### Goal
From the entries below, gather every line containing the string "путем".

### Material supplied
[Start]

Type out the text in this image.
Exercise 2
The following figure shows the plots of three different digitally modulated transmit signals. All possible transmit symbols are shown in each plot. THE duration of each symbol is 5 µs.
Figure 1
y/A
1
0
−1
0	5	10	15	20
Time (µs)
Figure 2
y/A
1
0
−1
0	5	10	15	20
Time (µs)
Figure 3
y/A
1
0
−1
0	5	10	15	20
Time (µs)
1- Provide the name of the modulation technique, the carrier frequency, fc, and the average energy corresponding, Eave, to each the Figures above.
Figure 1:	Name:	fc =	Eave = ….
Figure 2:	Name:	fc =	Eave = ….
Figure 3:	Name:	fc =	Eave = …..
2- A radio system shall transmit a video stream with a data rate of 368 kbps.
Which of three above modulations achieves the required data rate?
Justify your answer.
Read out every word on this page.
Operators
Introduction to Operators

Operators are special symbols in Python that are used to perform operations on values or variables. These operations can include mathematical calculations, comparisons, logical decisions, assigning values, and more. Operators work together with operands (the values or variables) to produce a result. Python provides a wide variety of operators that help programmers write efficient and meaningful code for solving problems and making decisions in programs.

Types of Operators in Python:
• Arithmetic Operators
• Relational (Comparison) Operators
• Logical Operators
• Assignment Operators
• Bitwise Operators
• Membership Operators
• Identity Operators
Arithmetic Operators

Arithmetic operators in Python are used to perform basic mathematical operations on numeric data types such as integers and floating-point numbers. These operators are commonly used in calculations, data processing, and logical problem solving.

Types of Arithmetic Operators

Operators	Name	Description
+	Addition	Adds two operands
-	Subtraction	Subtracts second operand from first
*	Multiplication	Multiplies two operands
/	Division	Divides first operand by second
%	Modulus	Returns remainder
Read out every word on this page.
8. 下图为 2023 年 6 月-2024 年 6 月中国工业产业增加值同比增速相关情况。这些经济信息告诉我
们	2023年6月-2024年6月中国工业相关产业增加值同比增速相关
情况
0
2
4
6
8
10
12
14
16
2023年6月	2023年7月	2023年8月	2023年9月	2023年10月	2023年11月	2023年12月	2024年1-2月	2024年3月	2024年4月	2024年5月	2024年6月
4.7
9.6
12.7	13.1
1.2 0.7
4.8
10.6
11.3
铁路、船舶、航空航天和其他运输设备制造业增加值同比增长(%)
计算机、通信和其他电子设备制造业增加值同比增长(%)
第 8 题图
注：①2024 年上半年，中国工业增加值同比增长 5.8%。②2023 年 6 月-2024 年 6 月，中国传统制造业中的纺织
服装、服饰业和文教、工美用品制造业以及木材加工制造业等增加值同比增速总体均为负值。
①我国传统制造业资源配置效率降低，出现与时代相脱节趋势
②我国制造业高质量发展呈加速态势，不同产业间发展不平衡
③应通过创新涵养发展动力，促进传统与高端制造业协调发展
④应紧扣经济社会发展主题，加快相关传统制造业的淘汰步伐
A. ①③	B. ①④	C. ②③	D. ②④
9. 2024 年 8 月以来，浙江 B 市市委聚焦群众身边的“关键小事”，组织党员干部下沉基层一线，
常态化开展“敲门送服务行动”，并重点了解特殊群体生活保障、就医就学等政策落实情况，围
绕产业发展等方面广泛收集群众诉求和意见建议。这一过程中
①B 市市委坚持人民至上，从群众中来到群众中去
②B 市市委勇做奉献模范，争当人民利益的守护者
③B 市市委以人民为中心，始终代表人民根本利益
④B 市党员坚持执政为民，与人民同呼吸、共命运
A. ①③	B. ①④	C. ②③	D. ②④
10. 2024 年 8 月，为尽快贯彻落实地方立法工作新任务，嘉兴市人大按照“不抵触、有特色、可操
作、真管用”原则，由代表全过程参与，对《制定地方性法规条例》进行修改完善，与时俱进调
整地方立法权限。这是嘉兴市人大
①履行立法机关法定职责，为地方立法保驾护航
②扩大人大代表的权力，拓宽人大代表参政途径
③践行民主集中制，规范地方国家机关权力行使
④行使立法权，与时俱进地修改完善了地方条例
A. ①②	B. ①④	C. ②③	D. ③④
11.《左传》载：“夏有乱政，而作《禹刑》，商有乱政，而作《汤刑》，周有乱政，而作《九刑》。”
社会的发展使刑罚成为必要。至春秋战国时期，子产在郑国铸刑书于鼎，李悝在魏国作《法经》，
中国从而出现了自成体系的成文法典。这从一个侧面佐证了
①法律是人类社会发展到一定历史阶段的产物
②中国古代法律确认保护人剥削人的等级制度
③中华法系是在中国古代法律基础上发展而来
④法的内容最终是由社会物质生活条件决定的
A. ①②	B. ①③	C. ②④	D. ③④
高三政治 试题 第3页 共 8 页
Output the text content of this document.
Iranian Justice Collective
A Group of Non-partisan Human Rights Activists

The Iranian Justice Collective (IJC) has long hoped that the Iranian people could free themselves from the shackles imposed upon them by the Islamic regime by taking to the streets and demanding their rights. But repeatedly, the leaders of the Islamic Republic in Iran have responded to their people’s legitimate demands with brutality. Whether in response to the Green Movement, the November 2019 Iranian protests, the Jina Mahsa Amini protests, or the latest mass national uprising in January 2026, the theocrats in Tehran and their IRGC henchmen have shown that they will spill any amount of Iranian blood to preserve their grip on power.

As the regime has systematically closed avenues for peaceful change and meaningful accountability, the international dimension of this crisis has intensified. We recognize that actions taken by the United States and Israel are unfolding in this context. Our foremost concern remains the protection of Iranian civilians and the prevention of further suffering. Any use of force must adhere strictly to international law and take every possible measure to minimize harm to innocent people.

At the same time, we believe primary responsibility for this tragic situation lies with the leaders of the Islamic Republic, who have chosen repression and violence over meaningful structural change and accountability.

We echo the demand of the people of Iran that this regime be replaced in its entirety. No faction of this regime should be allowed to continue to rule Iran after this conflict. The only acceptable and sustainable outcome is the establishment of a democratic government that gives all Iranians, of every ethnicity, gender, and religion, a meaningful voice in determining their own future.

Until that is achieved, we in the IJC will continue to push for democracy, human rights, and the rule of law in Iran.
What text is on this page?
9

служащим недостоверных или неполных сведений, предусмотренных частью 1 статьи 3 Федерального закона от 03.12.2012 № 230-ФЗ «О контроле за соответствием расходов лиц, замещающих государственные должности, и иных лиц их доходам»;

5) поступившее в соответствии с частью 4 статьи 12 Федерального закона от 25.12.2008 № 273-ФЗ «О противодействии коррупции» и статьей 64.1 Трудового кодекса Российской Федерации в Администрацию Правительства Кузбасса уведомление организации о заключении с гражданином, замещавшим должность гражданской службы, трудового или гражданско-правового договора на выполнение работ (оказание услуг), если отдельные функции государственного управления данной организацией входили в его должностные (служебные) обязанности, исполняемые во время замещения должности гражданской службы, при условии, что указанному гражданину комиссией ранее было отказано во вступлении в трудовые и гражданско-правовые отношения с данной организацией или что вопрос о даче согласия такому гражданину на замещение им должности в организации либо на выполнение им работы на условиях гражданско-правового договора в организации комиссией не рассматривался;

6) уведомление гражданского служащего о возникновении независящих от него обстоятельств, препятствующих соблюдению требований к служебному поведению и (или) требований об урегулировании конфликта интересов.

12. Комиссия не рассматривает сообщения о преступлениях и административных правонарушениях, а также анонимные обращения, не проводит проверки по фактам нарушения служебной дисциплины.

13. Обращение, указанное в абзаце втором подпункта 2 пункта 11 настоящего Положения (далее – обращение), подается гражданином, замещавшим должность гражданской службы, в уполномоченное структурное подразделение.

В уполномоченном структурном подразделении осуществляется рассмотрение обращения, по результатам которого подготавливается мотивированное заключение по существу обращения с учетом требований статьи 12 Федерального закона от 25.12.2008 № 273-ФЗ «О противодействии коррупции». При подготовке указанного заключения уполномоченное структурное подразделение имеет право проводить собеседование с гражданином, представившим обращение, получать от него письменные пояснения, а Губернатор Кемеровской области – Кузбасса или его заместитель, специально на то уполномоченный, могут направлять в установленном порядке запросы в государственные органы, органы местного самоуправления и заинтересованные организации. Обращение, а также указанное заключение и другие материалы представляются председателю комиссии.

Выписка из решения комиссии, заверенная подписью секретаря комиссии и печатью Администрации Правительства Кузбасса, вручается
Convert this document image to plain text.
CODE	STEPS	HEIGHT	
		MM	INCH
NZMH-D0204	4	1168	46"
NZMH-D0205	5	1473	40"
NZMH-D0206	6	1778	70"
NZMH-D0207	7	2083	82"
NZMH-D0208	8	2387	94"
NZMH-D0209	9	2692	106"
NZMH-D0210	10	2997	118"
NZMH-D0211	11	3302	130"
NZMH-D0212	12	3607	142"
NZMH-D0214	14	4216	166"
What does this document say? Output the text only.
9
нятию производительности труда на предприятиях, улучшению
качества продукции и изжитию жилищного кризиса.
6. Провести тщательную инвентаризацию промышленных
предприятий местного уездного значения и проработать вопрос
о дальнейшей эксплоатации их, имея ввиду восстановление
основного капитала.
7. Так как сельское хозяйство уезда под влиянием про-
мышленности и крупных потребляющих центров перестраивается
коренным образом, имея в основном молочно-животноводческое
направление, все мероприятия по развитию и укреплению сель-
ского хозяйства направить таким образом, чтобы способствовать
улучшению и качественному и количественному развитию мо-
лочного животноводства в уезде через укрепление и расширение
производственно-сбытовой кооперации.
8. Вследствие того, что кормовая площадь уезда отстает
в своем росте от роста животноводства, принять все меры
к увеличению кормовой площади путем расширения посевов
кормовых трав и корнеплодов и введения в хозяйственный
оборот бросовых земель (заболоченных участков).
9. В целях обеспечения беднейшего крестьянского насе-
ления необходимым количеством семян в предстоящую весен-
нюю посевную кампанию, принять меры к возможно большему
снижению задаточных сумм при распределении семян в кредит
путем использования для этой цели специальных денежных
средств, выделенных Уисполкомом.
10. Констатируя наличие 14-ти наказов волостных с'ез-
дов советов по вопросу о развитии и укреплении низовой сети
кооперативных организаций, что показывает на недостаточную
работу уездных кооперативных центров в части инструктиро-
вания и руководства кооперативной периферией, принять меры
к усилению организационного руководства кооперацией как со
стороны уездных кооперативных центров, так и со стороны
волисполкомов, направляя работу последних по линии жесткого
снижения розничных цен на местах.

[End]

### Solution
к увеличению кормовой площади путем расширения посевов
путем использования для этой цели специальных денежных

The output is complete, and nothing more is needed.